**Direction**
Will you quote all of the entries, word for word?

===== Entries =====

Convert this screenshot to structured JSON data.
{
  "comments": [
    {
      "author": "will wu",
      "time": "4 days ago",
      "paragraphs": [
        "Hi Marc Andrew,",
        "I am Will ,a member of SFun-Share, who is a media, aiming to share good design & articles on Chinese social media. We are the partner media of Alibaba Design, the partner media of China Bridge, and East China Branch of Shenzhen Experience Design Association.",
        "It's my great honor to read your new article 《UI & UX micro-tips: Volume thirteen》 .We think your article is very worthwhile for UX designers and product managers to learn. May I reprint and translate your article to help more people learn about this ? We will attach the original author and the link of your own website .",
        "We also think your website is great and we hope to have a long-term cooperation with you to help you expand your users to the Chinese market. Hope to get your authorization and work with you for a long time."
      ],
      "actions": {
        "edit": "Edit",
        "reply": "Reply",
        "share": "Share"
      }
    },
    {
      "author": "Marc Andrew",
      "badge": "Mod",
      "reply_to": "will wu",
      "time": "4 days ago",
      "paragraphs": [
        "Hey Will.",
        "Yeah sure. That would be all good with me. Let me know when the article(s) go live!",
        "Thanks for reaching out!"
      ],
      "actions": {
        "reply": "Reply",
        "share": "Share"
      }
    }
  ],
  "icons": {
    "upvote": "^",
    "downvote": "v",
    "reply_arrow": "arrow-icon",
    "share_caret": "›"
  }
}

=====

**Completed exercise**
Convert this screenshot to structured JSON data.
{
  "comments": [
    {
      "author": "will wu",
      "time": "4 days ago",
      "paragraphs": [
        "Hi Marc Andrew,",
        "I am Will ,a member of SFun-Share, who is a media, aiming to share good design & articles on Chinese social media. We are the partner media of Alibaba Design, the partner media of China Bridge, and East China Branch of Shenzhen Experience Design Association.",
        "It's my great honor to read your new article 《UI & UX micro-tips: Volume thirteen》 .We think your article is very worthwhile for UX designers and product managers to learn. May I reprint and translate your article to help more people learn about this ? We will attach the original author and the link of your own website .",
        "We also think your website is great and we hope to have a long-term cooperation with you to help you expand your users to the Chinese market. Hope to get your authorization and work with you for a long time."
      ],
      "actions": {
        "edit": "Edit",
        "reply": "Reply",
        "share": "Share"
      }
    },
    {
      "author": "Marc Andrew",
      "badge": "Mod",
      "reply_to": "will wu",
      "time": "4 days ago",
      "paragraphs": [
        "Hey Will.",
        "Yeah sure. That would be all good with me. Let me know when the article(s) go live!",
        "Thanks for reaching out!"
      ],
      "actions": {
        "reply": "Reply",
        "share": "Share"
      }
    }
  ],
  "icons": {
    "upvote": "^",
    "downvote": "v",
    "reply_arrow": "arrow-icon",
    "share_caret": "›"
  }
}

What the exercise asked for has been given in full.